### Exercise details
Copy, in full, each line of the material that holds the word "this".

Dataset entries on figures:
____________
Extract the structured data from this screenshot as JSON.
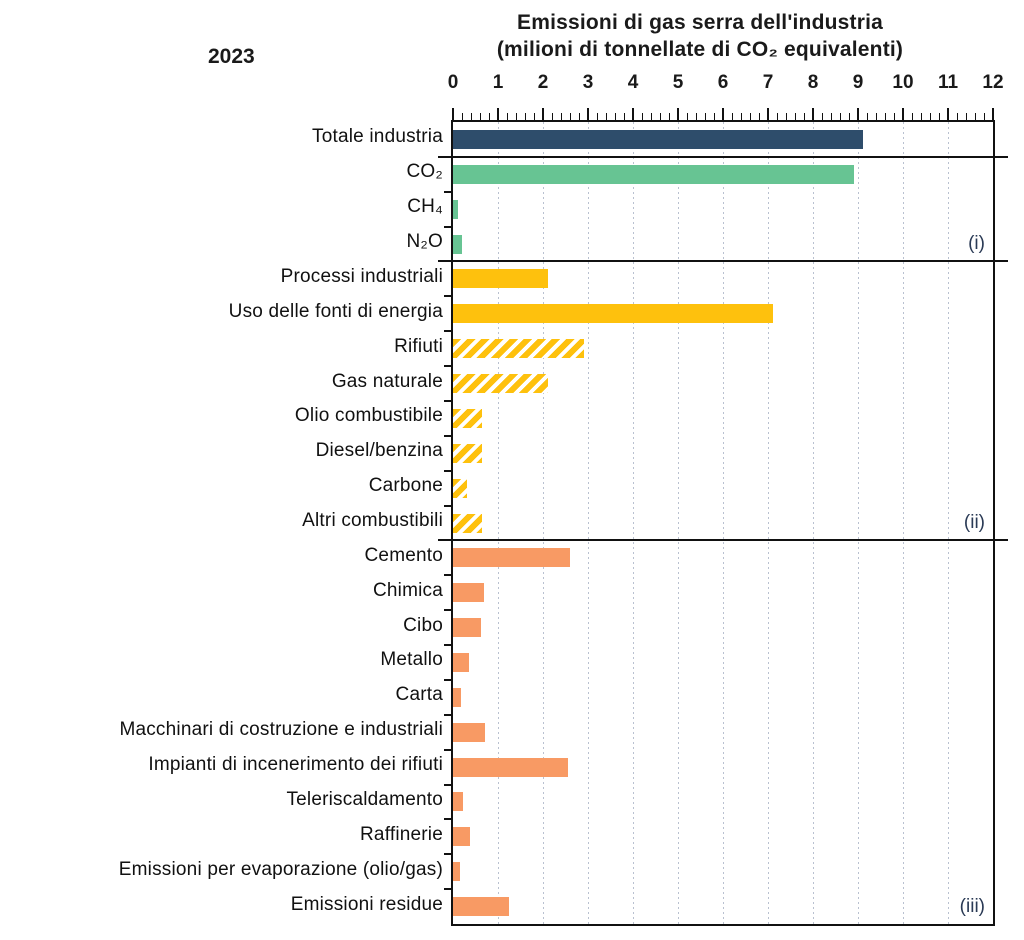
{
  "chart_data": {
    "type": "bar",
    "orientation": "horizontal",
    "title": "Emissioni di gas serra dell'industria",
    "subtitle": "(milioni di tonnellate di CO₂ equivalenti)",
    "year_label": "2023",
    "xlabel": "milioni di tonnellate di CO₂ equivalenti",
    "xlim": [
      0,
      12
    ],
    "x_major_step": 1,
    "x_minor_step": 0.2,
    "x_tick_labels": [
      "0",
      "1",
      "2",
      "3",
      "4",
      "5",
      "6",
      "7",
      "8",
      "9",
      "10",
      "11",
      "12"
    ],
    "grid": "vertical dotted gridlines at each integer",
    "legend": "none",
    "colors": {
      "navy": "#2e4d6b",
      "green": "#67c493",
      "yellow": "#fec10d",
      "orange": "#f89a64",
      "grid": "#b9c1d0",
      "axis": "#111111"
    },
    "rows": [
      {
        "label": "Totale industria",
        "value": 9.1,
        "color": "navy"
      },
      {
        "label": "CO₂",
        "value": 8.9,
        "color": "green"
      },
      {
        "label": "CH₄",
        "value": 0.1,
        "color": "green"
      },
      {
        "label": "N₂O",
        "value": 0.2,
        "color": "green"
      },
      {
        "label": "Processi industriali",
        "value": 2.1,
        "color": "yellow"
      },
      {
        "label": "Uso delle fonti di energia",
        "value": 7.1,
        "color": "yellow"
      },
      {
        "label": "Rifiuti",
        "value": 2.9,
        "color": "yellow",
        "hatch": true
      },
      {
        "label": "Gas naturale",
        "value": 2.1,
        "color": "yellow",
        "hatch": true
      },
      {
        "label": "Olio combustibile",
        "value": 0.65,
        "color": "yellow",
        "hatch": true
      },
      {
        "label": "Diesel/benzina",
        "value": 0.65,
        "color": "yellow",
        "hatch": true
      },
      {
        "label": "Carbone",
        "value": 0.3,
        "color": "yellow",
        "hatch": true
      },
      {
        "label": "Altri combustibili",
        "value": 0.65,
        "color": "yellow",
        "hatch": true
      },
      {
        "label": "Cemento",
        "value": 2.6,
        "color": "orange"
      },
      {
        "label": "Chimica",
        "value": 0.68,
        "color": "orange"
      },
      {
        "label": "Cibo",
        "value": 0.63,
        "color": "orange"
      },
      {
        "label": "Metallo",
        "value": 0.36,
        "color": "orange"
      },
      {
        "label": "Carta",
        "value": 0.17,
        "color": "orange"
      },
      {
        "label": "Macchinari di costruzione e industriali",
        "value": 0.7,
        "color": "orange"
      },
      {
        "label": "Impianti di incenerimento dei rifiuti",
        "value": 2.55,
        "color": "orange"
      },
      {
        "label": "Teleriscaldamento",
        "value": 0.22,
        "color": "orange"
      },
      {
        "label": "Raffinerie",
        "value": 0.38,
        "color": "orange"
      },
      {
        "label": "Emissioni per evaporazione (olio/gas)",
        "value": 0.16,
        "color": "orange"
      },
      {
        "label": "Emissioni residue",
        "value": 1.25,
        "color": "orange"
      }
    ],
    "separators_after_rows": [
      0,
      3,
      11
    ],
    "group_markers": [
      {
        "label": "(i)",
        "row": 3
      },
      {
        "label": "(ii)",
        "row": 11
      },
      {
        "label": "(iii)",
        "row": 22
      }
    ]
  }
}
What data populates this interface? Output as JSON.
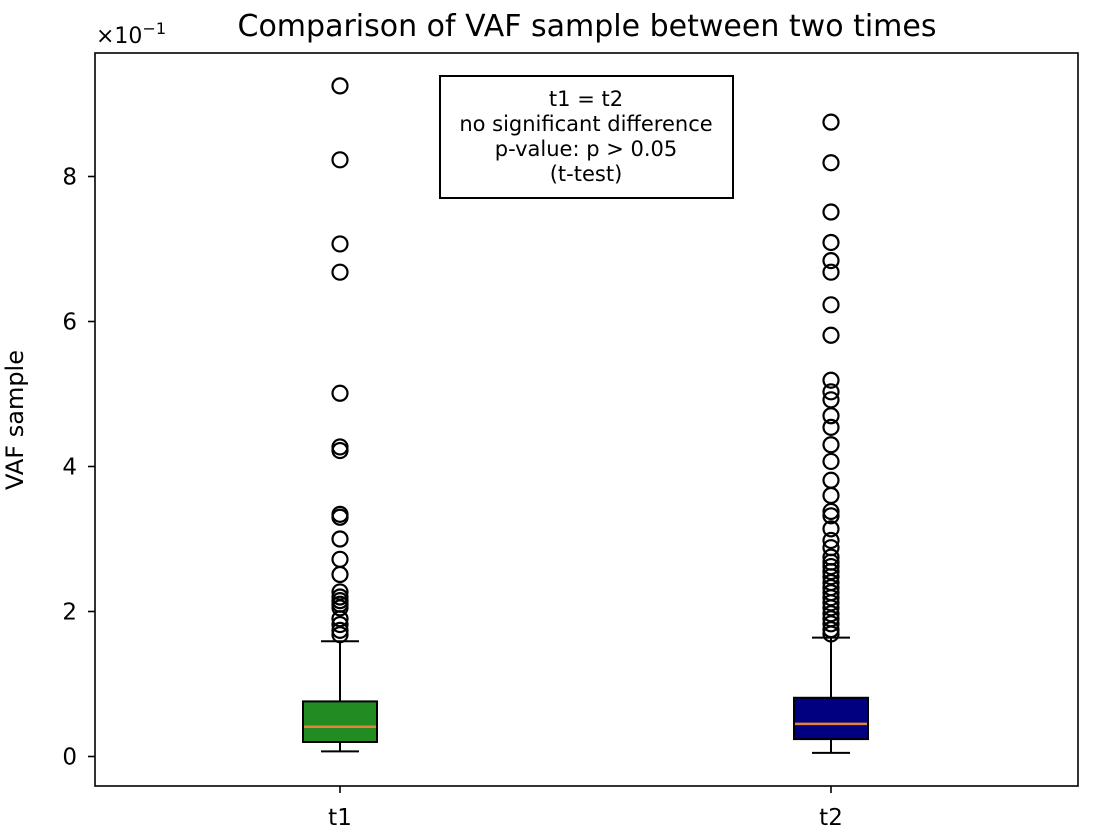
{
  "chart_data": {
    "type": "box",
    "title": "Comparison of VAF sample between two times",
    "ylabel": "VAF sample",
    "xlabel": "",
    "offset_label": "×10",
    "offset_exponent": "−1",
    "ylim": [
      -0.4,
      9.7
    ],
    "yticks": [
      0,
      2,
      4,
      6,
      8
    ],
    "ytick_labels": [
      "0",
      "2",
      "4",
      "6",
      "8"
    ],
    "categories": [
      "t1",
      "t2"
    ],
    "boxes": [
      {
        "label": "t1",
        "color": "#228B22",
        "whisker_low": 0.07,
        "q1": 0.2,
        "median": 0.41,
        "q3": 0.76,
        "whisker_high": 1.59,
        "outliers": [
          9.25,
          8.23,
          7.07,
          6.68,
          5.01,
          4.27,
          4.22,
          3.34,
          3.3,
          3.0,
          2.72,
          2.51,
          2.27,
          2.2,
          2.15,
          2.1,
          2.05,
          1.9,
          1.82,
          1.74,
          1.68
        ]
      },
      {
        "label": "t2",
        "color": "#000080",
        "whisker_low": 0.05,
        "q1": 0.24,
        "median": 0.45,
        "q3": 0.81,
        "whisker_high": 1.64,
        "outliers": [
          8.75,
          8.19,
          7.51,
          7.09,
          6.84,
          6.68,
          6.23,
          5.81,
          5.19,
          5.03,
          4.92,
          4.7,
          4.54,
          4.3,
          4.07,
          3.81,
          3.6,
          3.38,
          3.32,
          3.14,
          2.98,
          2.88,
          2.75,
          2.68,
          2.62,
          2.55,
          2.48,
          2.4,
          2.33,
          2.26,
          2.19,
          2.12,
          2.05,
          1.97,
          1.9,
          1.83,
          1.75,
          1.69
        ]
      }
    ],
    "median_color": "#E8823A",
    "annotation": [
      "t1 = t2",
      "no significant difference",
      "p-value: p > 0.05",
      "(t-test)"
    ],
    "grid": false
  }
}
____________
### Task output
Extract the structured data from this screenshot as JSON.
What data populates this interface? Output as JSON.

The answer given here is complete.